▸ **REQUIREMENTS**: Copy each line in the data that includes the word "地面防渗防腐措施完好".

▸ **DATASET EXCERPTS**:

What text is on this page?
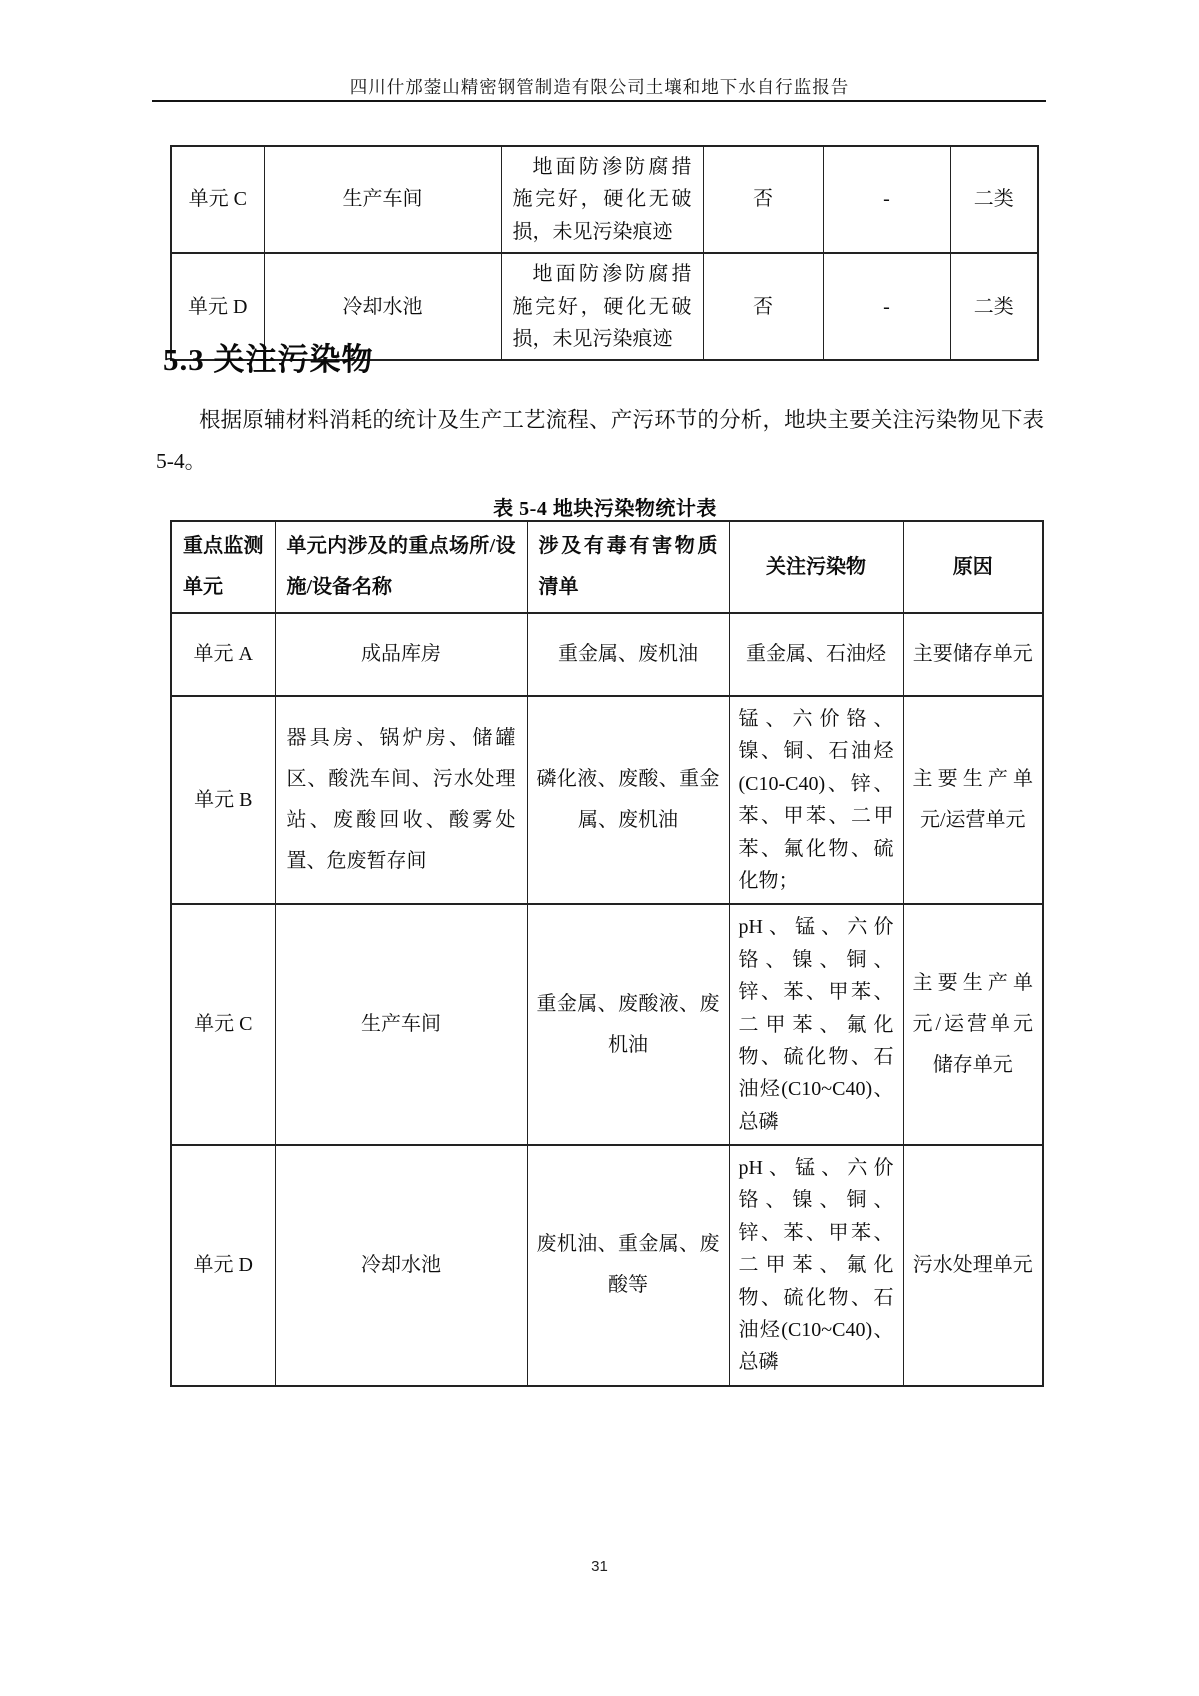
四川什邡蓥山精密钢管制造有限公司土壤和地下水自行监报告
单元 C	生产车间	地面防渗防腐措施完好，硬化无破损，未见污染痕迹	否	-	二类
单元 D	冷却水池	地面防渗防腐措施完好，硬化无破损，未见污染痕迹	否	-	二类
5.3 关注污染物
根据原辅材料消耗的统计及生产工艺流程、产污环节的分析，地块主要关注污染物见下表 5-4。
表 5-4 地块污染物统计表
重点监测单元	单元内涉及的重点场所/设施/设备名称	涉及有毒有害物质清单	关注污染物	原因
单元 A	成品库房	重金属、废机油	重金属、石油烃	主要储存单元
单元 B	器具房、锅炉房、储罐区、酸洗车间、污水处理站、废酸回收、酸雾处置、危废暂存间	磷化液、废酸、重金属、废机油	锰、六价铬、镍、铜、石油烃(C10-C40)、锌、苯、甲苯、二甲苯、氟化物、硫化物；	主要生产单元/运营单元
单元 C	生产车间	重金属、废酸液、废机油	pH、锰、六价铬、镍、铜、锌、苯、甲苯、二甲苯、氟化物、硫化物、石油烃(C10~C40)、总磷	主要生产单元/运营单元 储存单元
单元 D	冷却水池	废机油、重金属、废酸等	pH、锰、六价铬、镍、铜、锌、苯、甲苯、二甲苯、氟化物、硫化物、石油烃(C10~C40)、总磷	污水处理单元
31
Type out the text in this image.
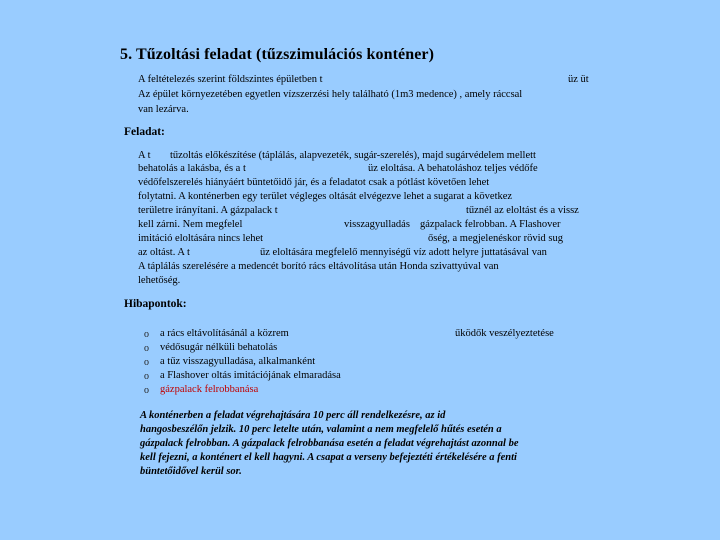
5. Tűzoltási feladat (tűzszimulációs konténer)
A feltételezés szerint földszintes épületben t	üz üt
Az épület környezetében egyetlen vízszerzési hely található (1m3 medence) , amely ráccsal
van lezárva.
Feladat:
A t tűzoltás előkészítése (táplálás, alapvezeték, sugár-szerelés), majd sugárvédelem mellett
behatolás a lakásba, és a t	üz eloltása. A behatoláshoz teljes védőfe
védőfelszerelés hiányáért büntetőidő jár, és a feladatot csak a pótlást követően lehet
folytatni. A konténerben egy terület végleges oltását elvégezve lehet a sugarat a következ
területre irányítani. A gázpalack t	tűznél az eloltást és a vissz
kell zárni. Nem megfelel	visszagyulladás gázpalack felrobban. A Flashover
imitáció eloltására nincs lehet	őség, a megjelenéskor rövid sug
az oltást. A t	űz eloltására megfelelő mennyiségű víz adott helyre juttatásával van
A táplálás szerelésére a medencét borító rács eltávolítása után Honda szivattyúval van
lehetőség.
Hibapontok:
o a rács eltávolításánál a közrem	űködők veszélyeztetése
o védősugár nélküli behatolás
o a tűz visszagyulladása, alkalmanként
o a Flashover oltás imitációjának elmaradása
o gázpalack felrobbanása
A konténerben a feladat végrehajtására 10 perc áll rendelkezésre, az id
hangosbeszélőn jelzik. 10 perc letelte után, valamint a nem megfelelő hűtés esetén a
gázpalack felrobban. A gázpalack felrobbanása esetén a feladat végrehajtást azonnal be
kell fejezni, a konténert el kell hagyni. A csapat a verseny befejeztéti értékelésére a fenti
büntetőidővel kerül sor.
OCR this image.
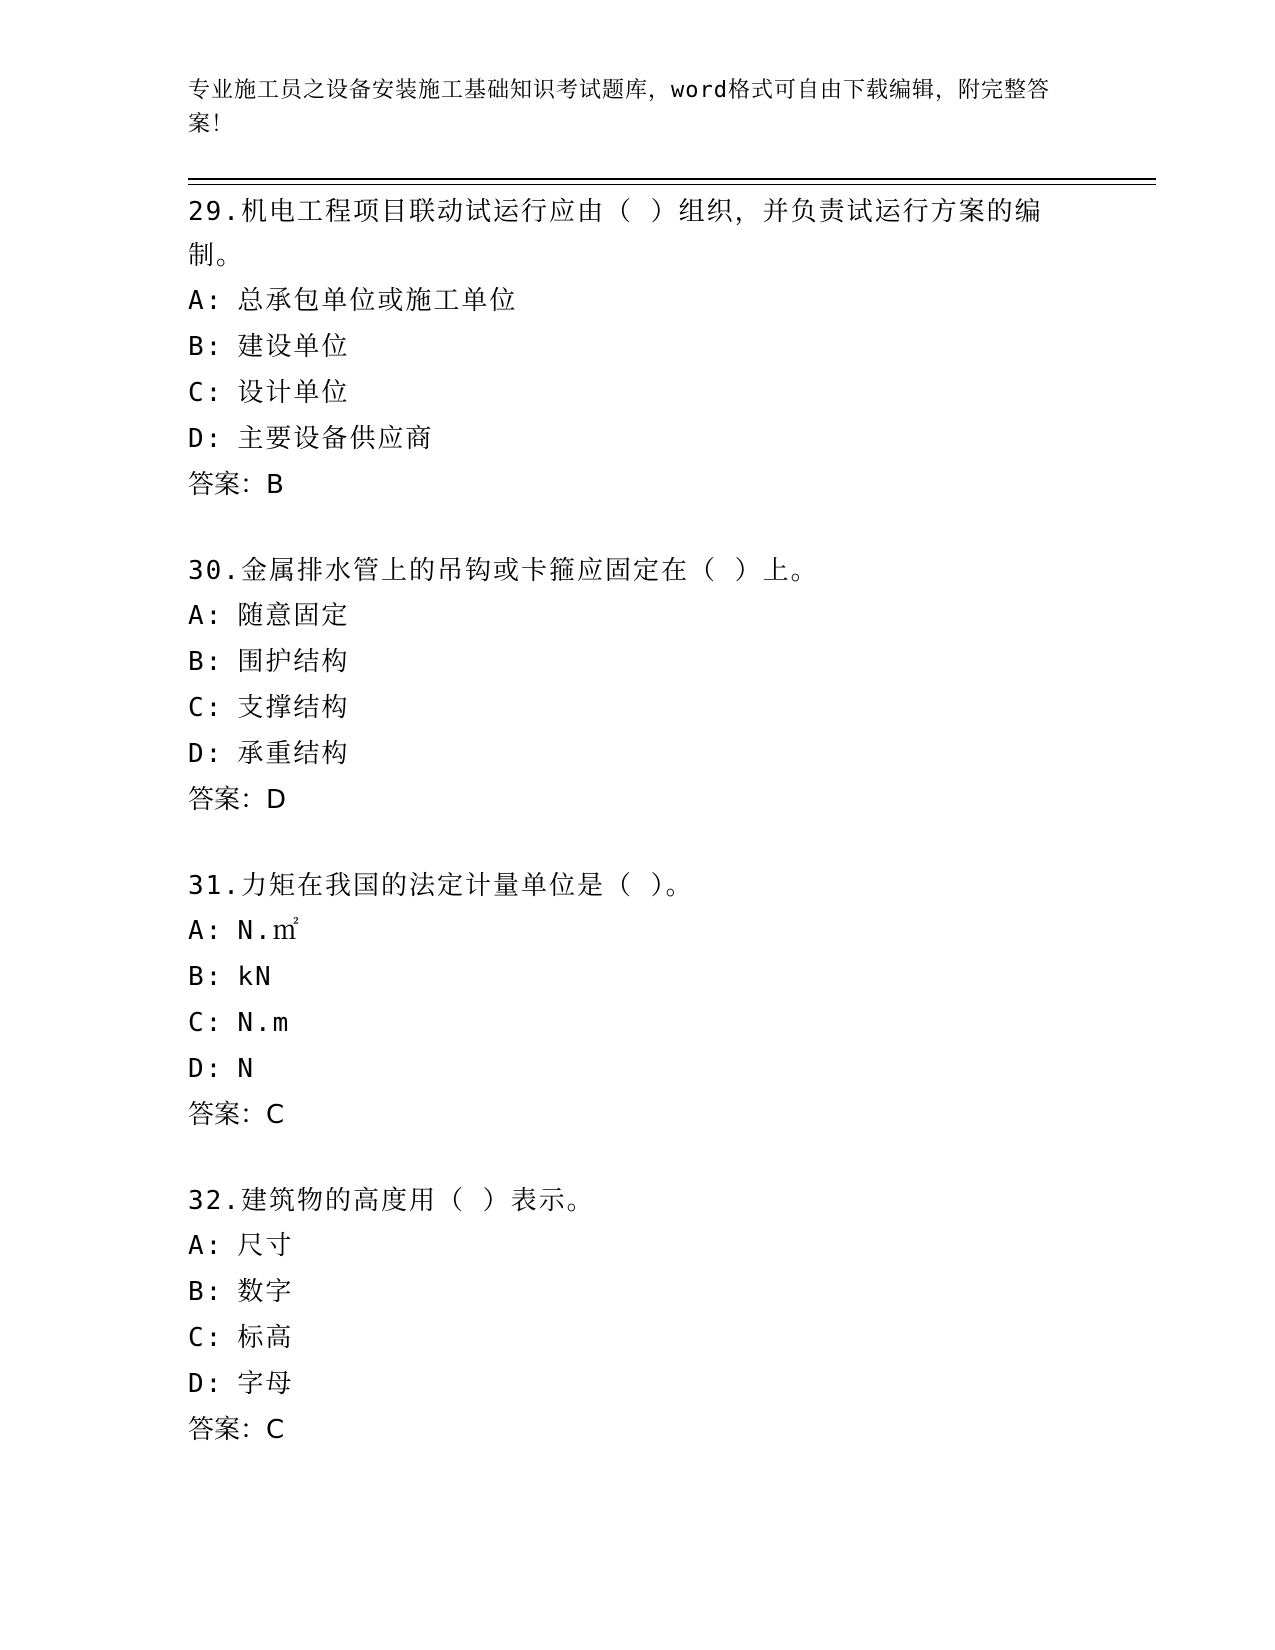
专业施工员之设备安装施工基础知识考试题库，word格式可自由下载编辑，附完整答案！

29.机电工程项目联动试运行应由（ ）组织，并负责试运行方案的编制。

A: 总承包单位或施工单位

B: 建设单位

C: 设计单位

D: 主要设备供应商

答案：B

30.金属排水管上的吊钩或卡箍应固定在（ ）上。

A: 随意固定

B: 围护结构

C: 支撑结构

D: 承重结构

答案：D

31.力矩在我国的法定计量单位是（ ）。

A: N.㎡

B: kN

C: N.m

D: N

答案：C

32.建筑物的高度用（ ）表示。

A: 尺寸

B: 数字

C: 标高

D: 字母

答案：C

▸ **RESPONSE TO THE EXERCISE**:
单元 C	生产车间	地面防渗防腐措施完好，硬化无破损，未见污染痕迹	否	-	二类
单元 D	冷却水池	地面防渗防腐措施完好，硬化无破损，未见污染痕迹	否	-	二类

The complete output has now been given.